_Required work_
Find the lines holding "color" and copy them.

## BEGIN Supplied information

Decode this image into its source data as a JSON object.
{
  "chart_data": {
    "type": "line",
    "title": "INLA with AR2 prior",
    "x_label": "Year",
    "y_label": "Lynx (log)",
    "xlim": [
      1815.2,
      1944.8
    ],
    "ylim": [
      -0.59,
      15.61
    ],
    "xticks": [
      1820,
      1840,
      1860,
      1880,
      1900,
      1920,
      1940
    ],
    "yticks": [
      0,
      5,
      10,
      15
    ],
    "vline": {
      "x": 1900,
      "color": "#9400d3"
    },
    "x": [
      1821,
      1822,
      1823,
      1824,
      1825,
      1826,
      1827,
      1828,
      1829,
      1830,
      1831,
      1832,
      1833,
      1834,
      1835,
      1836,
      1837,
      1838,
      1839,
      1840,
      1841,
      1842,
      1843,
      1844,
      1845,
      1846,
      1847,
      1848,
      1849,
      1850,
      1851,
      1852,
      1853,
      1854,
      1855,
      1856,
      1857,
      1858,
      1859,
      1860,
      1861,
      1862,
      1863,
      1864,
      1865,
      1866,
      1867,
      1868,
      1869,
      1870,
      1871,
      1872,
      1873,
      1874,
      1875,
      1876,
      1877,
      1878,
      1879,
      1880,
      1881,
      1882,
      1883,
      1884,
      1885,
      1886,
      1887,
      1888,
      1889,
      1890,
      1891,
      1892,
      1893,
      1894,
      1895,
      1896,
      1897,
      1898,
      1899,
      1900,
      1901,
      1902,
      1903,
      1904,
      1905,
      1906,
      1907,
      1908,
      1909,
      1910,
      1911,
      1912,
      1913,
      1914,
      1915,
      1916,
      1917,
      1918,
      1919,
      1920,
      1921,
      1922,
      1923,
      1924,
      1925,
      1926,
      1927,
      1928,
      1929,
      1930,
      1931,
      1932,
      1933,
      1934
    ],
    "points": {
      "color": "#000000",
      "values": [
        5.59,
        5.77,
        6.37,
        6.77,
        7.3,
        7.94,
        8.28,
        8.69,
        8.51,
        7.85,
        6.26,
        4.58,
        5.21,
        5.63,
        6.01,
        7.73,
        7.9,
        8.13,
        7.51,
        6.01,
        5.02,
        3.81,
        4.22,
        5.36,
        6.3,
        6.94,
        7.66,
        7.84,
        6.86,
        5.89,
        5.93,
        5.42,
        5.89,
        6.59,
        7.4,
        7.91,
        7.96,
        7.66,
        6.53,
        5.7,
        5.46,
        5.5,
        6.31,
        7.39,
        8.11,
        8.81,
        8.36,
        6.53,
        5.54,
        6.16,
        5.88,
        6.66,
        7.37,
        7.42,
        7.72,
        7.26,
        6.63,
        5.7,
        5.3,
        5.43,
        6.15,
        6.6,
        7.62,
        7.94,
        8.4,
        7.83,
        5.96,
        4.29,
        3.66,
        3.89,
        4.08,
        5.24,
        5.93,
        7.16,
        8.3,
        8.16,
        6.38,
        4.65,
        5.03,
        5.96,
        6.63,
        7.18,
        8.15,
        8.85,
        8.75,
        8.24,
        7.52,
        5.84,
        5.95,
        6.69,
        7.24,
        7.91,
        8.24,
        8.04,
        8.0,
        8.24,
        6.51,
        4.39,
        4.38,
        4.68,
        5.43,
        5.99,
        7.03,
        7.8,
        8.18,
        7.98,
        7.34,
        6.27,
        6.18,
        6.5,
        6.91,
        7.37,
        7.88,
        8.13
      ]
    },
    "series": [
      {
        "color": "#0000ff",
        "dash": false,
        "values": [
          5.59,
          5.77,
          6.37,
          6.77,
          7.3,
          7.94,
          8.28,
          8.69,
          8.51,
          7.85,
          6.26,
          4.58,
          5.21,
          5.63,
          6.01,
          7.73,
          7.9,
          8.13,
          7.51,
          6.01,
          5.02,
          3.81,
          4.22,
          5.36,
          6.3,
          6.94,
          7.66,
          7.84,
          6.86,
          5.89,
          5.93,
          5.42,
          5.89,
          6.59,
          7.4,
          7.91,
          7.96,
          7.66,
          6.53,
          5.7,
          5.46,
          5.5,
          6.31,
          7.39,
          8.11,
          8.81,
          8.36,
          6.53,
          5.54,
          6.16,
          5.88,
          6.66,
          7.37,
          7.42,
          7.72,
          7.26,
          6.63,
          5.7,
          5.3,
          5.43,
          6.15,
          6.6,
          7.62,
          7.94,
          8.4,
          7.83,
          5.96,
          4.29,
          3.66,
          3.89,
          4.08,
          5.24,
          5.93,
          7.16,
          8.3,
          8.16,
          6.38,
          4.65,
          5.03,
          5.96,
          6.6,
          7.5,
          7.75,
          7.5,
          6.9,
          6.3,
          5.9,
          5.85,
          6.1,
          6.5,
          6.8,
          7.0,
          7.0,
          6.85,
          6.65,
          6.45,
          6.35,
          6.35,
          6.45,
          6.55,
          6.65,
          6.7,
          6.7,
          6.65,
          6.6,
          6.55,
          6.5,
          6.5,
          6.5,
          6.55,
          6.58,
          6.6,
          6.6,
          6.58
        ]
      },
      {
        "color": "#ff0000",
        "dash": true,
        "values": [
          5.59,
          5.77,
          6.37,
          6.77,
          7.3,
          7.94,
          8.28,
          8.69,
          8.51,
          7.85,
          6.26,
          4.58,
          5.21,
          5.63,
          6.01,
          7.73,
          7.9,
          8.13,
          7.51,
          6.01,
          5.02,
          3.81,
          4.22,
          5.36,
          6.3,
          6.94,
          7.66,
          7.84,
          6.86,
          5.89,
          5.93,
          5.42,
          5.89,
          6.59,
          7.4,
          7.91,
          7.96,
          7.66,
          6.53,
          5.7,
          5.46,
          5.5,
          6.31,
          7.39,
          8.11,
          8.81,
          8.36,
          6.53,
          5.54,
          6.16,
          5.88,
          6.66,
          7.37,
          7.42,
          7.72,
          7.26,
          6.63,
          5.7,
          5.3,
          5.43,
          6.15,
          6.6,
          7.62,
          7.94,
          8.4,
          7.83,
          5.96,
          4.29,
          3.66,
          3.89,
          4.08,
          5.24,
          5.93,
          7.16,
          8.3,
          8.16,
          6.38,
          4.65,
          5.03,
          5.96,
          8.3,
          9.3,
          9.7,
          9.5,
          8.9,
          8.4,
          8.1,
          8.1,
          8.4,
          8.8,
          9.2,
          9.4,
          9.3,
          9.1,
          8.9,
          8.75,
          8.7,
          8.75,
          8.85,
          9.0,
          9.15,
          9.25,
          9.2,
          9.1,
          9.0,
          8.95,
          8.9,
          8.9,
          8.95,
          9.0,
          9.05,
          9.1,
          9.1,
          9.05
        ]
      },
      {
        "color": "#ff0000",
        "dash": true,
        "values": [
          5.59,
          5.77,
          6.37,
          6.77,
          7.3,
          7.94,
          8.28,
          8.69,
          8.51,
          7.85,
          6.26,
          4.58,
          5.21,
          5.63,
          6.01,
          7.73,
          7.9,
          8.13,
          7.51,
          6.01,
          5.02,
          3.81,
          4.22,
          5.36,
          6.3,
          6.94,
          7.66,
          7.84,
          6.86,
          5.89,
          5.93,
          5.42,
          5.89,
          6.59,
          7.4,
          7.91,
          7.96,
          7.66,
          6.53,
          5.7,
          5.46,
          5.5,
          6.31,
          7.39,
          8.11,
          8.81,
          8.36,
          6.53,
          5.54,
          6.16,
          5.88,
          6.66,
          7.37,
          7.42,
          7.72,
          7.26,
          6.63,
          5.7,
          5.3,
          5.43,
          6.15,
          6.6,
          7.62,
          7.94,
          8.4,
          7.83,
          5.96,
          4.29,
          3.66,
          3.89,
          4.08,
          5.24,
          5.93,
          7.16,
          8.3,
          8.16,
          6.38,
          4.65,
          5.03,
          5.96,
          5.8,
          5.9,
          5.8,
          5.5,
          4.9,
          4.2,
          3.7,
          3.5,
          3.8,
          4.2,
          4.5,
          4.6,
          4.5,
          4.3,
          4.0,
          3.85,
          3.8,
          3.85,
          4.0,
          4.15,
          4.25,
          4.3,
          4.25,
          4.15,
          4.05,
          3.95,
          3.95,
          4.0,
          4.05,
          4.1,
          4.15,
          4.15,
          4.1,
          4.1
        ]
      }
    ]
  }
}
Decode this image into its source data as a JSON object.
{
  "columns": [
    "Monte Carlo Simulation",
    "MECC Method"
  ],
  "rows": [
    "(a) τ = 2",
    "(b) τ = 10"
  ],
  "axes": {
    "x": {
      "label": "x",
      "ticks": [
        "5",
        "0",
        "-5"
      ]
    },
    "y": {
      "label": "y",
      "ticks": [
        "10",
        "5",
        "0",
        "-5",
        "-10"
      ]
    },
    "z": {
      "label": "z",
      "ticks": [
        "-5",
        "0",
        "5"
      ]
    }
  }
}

## END Supplied information

_Output_
      "color": "#9400d3"
      "color": "#000000",
        "color": "#0000ff",
        "color": "#ff0000",
        "color": "#ff0000",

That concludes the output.